{
"cells": [
{
"cell_type": "markdown",
"metadata": {},
"source": [
"# Using AWS Lambda and PyWren for Web Scraping and Sentiment Analysis\n",
"\n",
"This notebook is a demonstration of how to perform a web scrape, determine frequent words and build tag clouds massively parallel with AWS Lambda and PyWren. We will be using the [GDELT](https://aws.amazon.com/public-datasets/gdelt/) public dataset to determine which news articles to scrape, we then use NLTK to stem and tokenize words, perform a sentiment analysis and count frequent words. Lastly we will create tag clouds of frequent words and make them available in an Amazon S3 bucket.\n",
"\n",
"### Credits\n",
"- [NLTK](http://www.nltk.org/) - NLTK is a leading platform for building Python programs to work with human language data. It provides easy-to-use interfaces to over 50 corpora and lexical resources such as WordNet, along with a suite of text processing libraries for classification, tokenization, stemming, tagging, parsing, and semantic reasoning.\n",
"- [PyWren](https://github.com/pywren/pywren) - Project by BCCI and riselab. Makes it easy to executive massive parallel map queries across [AWS Lambda](https://aws.amazon.com/lambda/)\n",
"- [Wordcloud](https://github.com/amueller/word_cloud) - A little word cloud generator in Python created by [Andres Mueller](https://github.com/amueller)\n",
"- [BeautifulSoup](https://www.crummy.com/software/BeautifulSoup/) - Beautiful Soup is a Python library designed for quick turnaround projects like screen-scraping"

━━━━━━━━

- **Stated goal**: Can you carry on the notebook about web scraping and sentiment analysis with AWS Lambda and PyWren from the point where it stops? The data isn't needed here.

━━━━━━━━

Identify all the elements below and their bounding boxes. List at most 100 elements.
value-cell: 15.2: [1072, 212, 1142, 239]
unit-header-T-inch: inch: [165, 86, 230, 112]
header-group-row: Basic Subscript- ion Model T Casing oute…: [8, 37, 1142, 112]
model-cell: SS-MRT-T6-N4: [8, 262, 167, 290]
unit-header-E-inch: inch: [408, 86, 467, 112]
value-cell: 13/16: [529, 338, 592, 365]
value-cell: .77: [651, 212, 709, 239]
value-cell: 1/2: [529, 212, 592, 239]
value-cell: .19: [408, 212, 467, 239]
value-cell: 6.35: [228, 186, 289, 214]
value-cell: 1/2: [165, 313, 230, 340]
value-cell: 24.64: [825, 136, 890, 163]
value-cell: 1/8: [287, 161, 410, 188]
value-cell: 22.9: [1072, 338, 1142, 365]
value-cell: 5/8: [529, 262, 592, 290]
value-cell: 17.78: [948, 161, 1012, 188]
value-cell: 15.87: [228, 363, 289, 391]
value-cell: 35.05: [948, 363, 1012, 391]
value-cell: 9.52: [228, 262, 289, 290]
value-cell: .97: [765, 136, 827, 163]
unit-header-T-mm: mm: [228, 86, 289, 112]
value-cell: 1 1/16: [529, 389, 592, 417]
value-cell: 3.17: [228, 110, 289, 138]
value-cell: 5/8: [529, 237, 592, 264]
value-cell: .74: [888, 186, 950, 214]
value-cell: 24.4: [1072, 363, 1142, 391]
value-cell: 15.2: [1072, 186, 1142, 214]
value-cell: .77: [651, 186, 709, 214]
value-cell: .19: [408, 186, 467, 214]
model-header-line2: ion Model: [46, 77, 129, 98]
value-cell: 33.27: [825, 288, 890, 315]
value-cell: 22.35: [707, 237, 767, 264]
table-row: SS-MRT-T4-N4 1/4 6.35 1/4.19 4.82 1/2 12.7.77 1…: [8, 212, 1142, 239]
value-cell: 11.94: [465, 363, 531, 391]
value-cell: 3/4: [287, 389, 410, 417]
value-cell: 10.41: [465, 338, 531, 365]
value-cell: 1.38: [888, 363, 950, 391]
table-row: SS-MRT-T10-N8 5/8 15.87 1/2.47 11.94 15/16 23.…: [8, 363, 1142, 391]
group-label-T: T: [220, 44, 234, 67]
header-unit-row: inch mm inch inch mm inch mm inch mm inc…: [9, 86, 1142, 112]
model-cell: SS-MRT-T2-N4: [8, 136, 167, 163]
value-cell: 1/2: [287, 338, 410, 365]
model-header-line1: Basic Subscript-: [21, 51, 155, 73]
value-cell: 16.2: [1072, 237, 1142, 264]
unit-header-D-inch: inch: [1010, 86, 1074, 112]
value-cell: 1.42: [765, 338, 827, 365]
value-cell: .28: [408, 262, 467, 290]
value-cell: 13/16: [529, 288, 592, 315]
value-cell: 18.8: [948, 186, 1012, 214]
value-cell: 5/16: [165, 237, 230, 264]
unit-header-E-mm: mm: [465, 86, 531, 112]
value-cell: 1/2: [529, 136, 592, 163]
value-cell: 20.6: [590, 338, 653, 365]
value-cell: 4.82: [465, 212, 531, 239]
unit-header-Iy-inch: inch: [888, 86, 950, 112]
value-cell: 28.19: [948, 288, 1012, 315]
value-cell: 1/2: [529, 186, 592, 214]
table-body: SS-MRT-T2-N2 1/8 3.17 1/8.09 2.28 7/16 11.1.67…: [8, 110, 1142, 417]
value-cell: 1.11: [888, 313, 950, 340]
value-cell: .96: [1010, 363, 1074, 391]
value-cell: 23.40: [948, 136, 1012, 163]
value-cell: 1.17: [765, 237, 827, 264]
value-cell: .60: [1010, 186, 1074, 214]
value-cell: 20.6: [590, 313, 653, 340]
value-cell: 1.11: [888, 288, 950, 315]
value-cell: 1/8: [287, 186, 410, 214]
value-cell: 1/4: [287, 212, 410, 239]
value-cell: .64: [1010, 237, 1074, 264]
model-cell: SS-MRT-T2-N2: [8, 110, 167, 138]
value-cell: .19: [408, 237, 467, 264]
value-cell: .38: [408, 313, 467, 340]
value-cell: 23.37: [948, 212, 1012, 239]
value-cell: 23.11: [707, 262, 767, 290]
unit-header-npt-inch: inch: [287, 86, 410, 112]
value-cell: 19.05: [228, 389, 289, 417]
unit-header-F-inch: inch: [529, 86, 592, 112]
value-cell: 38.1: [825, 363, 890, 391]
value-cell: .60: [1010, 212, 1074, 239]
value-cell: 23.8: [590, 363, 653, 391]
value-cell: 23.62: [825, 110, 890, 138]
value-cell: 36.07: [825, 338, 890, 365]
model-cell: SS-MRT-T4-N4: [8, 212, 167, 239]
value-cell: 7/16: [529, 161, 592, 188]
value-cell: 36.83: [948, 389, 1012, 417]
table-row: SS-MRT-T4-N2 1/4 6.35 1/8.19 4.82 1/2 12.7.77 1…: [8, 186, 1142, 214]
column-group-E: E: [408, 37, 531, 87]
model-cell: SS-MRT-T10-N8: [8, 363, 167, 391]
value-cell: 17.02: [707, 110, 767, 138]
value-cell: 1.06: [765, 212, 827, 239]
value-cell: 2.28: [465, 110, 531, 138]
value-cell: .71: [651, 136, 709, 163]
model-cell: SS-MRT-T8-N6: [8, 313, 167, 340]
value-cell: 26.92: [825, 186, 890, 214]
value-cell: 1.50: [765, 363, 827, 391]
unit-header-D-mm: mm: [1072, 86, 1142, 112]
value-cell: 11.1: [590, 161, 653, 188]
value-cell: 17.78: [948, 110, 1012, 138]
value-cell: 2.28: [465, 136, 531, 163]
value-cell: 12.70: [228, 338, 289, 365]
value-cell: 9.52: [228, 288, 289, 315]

━━━━━━━━

- **Reply to the exercise**:
]
},
{
"cell_type": "markdown",
"metadata": {},
"source": [
"# Step by Step instructions"
]
},
{
"cell_type": "markdown",
"metadata": {},
"source": [
"### Setup Logging (optional)\n",
"Only activate the below lines if you want to see all debug messages from PyWren. _Note: The output will be rather chatty and lengthy._"
]
},
{
"cell_type": "code",
"execution_count": null,
"metadata": {
"scrolled": true
},
"outputs": [],
"source": [
"import logging\n",
"logger = logging.getLogger()\n",
"logger.setLevel(logging.INFO)\n",
"%env PYWREN_LOGLEVEL=INFO"
]
},
{
"cell_type": "markdown",
"metadata": {},
"source": [
"Let's setup all the necessary libraries:"
]
},
{
"cell_type": "code",
"execution_count": null,
"metadata": {
"scrolled": true
},
"outputs": [],
"source": [
"import boto3, botocore\n",
"from IPython.display import HTML, display, Image, IFrame\n",
"import pywren\n",
"import GDELT_scrape\n",
"\n",
"wrenexec = pywren.default_executor()\n",
"\n",
"def split_list(alist, wanted_parts=1):\n",
" length = len(alist)\n",
" return [ alist[i*length // wanted_parts: (i+1)*length // wanted_parts] \n",
" for i in range(wanted_parts) ]"
]
},
{
"cell_type": "markdown",
"metadata": {},
"source": [
"**IMPORTANT** - We need to update the S3 Bucket variable with the Amazon S3 bucket that has been created with the AWS Cloudformation template earlier. Please update the following variable with your bucketname that you copied out of the Output tab.\n",
"\n",
""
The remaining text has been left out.